[PROBLEM DETAILS] Convert the data from the line with "Give bounding boxes" to the line with "point (1036, 778, 1054, 796)", both included, into a Markdown table with the columns Row and Data line. Number each line, skip blank lines, and omit the pictures.

# # # # #

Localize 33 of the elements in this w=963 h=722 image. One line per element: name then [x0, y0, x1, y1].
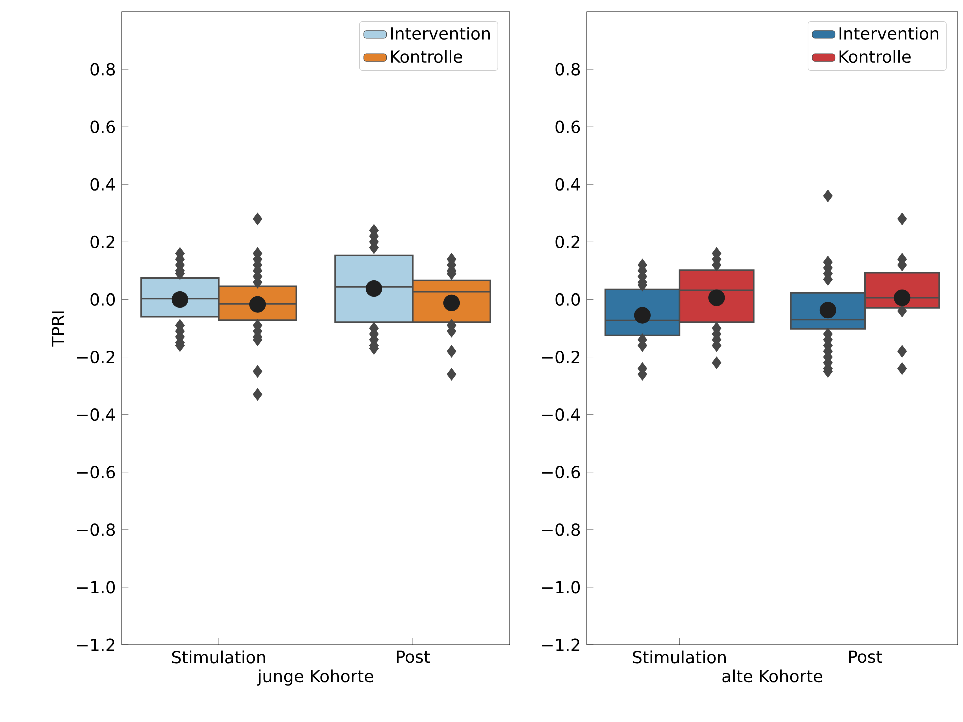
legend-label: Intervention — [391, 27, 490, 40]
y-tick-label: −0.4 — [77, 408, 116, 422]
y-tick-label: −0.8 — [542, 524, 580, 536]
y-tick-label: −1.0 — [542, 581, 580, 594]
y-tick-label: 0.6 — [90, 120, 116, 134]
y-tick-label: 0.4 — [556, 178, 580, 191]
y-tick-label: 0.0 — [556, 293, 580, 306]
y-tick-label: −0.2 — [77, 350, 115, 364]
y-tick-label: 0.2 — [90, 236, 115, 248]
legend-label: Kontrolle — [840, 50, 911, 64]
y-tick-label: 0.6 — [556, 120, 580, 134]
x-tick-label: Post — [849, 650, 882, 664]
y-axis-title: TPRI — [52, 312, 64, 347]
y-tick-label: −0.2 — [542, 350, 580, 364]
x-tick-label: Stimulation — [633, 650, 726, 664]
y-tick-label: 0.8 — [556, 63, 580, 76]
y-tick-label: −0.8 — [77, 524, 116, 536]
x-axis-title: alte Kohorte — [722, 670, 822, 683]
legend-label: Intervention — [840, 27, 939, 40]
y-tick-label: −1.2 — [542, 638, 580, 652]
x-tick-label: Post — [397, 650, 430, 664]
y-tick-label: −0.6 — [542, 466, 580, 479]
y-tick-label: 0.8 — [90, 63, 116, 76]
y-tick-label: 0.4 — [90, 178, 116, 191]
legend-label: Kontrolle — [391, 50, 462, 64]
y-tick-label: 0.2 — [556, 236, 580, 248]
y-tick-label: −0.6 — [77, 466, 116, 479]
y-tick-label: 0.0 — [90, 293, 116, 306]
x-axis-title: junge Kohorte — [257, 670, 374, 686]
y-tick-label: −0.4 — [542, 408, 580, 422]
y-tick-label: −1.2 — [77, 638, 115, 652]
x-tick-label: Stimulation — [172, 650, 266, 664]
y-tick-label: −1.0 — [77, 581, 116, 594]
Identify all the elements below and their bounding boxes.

# # # # #

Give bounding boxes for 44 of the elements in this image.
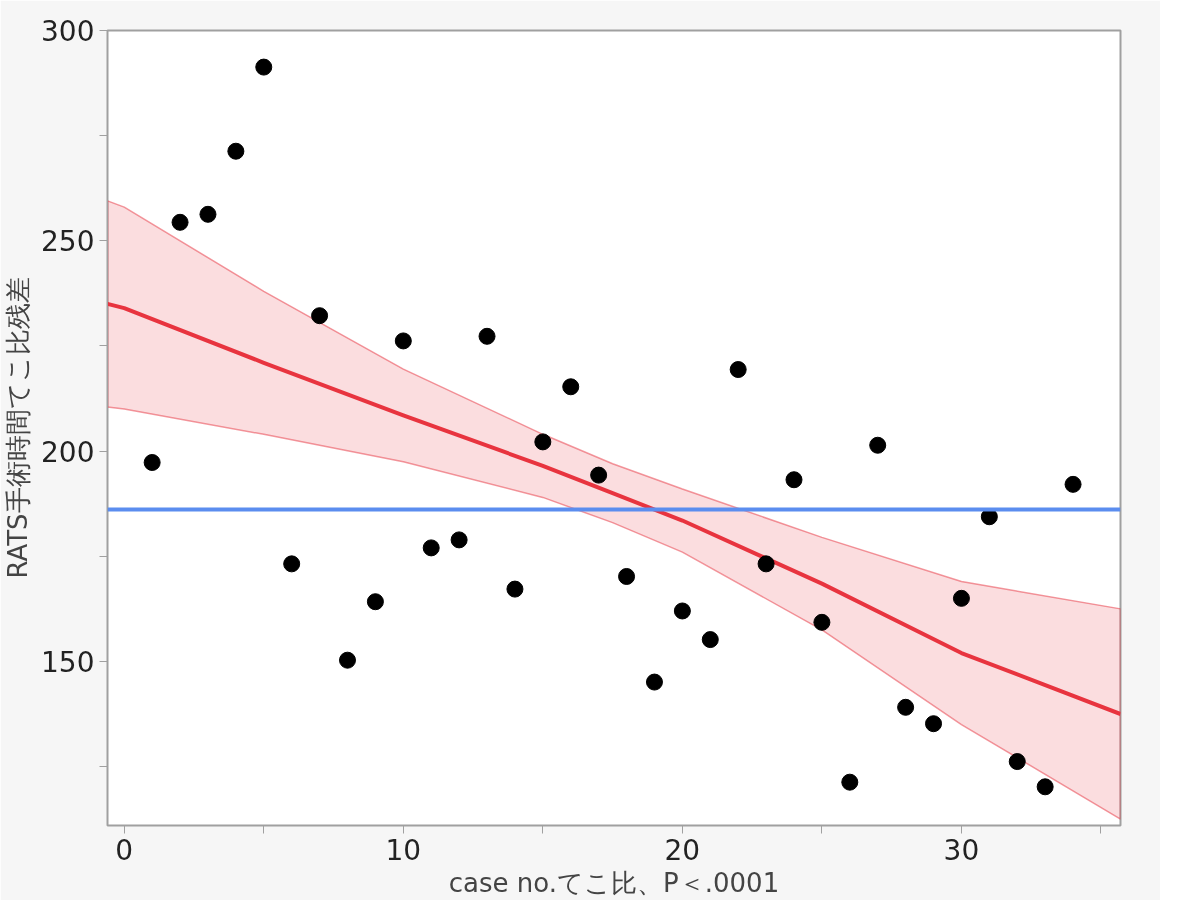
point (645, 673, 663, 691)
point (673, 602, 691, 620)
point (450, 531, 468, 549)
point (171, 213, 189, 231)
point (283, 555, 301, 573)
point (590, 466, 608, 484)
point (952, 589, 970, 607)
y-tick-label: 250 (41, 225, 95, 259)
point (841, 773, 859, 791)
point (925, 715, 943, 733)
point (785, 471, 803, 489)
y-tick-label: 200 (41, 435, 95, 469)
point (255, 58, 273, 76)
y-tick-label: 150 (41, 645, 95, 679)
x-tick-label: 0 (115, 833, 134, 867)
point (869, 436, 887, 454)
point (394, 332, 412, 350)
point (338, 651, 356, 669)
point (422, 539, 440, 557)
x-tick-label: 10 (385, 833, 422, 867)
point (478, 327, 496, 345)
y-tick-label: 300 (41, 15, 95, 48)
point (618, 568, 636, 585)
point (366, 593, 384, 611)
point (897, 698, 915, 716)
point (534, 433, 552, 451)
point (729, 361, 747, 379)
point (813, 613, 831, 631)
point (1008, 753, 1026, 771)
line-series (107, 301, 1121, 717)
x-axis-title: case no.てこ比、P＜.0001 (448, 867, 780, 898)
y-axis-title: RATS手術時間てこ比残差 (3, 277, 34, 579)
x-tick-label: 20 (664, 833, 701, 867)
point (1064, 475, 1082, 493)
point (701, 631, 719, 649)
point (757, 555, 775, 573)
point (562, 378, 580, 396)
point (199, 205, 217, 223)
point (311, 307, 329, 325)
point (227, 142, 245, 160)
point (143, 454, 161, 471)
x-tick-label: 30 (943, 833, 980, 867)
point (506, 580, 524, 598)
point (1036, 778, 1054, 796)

# # # # #

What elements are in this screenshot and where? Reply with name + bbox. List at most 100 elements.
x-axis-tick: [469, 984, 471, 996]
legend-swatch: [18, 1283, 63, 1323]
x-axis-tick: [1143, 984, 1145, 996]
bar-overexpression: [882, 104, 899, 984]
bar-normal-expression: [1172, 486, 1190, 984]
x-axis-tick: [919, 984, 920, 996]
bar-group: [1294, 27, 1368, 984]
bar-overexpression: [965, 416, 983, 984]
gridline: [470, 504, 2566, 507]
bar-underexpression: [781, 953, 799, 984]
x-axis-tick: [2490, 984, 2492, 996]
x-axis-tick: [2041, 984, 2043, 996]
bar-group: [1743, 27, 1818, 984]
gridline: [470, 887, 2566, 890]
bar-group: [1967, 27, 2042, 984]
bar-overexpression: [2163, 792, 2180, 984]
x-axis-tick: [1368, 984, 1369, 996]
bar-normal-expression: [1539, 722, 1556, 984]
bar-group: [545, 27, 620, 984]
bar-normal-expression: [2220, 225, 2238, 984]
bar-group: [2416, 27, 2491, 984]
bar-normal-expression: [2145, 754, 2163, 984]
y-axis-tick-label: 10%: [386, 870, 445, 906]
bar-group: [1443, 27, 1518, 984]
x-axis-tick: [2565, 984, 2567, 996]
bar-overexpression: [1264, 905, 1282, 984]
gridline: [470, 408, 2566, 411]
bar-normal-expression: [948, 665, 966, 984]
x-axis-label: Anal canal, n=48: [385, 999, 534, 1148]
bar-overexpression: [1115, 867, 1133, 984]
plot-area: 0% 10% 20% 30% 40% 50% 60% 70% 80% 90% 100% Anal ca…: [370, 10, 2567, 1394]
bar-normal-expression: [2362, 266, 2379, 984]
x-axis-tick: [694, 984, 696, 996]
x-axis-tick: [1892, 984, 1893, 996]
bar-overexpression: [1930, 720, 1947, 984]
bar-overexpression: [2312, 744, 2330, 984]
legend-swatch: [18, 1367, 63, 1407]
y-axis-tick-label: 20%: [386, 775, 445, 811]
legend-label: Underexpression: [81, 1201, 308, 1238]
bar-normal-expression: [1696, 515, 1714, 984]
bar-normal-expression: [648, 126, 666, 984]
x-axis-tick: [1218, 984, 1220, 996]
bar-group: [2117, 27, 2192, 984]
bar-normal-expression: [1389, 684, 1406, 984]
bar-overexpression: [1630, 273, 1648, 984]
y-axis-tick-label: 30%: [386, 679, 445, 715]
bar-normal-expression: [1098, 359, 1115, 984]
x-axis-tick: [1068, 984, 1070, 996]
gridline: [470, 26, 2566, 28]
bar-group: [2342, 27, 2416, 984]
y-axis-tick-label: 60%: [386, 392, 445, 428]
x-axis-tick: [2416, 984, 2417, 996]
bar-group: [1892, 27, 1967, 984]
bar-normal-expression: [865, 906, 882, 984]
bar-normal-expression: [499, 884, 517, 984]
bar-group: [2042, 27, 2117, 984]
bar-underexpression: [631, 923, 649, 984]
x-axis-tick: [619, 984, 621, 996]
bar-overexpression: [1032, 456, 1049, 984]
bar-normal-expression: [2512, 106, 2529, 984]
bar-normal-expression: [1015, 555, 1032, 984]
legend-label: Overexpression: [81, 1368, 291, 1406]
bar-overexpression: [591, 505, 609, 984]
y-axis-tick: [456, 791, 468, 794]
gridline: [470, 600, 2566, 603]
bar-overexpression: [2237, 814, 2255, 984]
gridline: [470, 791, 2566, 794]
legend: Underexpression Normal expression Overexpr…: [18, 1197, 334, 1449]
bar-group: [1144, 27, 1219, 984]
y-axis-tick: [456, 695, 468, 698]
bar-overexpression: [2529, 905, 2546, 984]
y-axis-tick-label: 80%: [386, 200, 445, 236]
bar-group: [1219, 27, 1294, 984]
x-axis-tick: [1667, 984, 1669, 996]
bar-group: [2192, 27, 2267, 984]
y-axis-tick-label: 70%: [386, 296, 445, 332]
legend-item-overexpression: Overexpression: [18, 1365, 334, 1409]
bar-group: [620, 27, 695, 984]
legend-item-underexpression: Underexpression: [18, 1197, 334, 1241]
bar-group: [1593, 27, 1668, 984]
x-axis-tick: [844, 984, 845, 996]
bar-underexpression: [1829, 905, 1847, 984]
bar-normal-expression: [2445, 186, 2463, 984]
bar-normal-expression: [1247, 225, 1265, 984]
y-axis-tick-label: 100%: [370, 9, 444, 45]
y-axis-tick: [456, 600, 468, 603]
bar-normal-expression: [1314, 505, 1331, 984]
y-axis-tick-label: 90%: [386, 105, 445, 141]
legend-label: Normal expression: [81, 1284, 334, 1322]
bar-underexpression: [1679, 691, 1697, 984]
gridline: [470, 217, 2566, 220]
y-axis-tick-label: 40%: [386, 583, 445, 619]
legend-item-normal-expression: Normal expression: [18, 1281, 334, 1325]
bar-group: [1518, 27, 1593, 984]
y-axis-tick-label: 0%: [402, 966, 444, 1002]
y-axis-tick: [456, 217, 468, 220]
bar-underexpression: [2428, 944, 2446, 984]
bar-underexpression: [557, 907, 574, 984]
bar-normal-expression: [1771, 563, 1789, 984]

# # # # #

[EXPECTED ANSWER]
| Row | Data line |
|---|---|
| 1 | Give bounding boxes for 44 of the elements in this image. |
| 2 | point (645, 673, 663, 691) |
| 3 | point (673, 602, 691, 620) |
| 4 | point (450, 531, 468, 549) |
| 5 | point (171, 213, 189, 231) |
| 6 | point (283, 555, 301, 573) |
| 7 | point (590, 466, 608, 484) |
| 8 | point (952, 589, 970, 607) |
| 9 | y-tick-label: 250 (41, 225, 95, 259) |
| 10 | point (841, 773, 859, 791) |
| 11 | point (925, 715, 943, 733) |
| 12 | point (785, 471, 803, 489) |
| 13 | y-tick-label: 200 (41, 435, 95, 469) |
| 14 | point (255, 58, 273, 76) |
| 15 | y-tick-label: 150 (41, 645, 95, 679) |
| 16 | x-tick-label: 0 (115, 833, 134, 867) |
| 17 | point (869, 436, 887, 454) |
| 18 | point (394, 332, 412, 350) |
| 19 | point (338, 651, 356, 669) |
| 20 | point (422, 539, 440, 557) |
| 21 | x-tick-label: 10 (385, 833, 422, 867) |
| 22 | point (478, 327, 496, 345) |
| 23 | y-tick-label: 300 (41, 15, 95, 48) |
| 24 | point (618, 568, 636, 585) |
| 25 | point (366, 593, 384, 611) |
| 26 | point (897, 698, 915, 716) |
| 27 | point (534, 433, 552, 451) |
| 28 | point (729, 361, 747, 379) |
| 29 | point (813, 613, 831, 631) |
| 30 | point (1008, 753, 1026, 771) |
| 31 | line-series (107, 301, 1121, 717) |
| 32 | x-axis-title: case no.てこ比、P＜.0001 (448, 867, 780, 898) |
| 33 | y-axis-title: RATS手術時間てこ比残差 (3, 277, 34, 579) |
| 34 | x-tick-label: 20 (664, 833, 701, 867) |
| 35 | point (1064, 475, 1082, 493) |
| 36 | point (701, 631, 719, 649) |
| 37 | point (757, 555, 775, 573) |
| 38 | point (562, 378, 580, 396) |
| 39 | point (199, 205, 217, 223) |
| 40 | point (311, 307, 329, 325) |
| 41 | point (227, 142, 245, 160) |
| 42 | point (143, 454, 161, 471) |
| 43 | x-tick-label: 30 (943, 833, 980, 867) |
| 44 | point (506, 580, 524, 598) |
| 45 | point (1036, 778, 1054, 796) |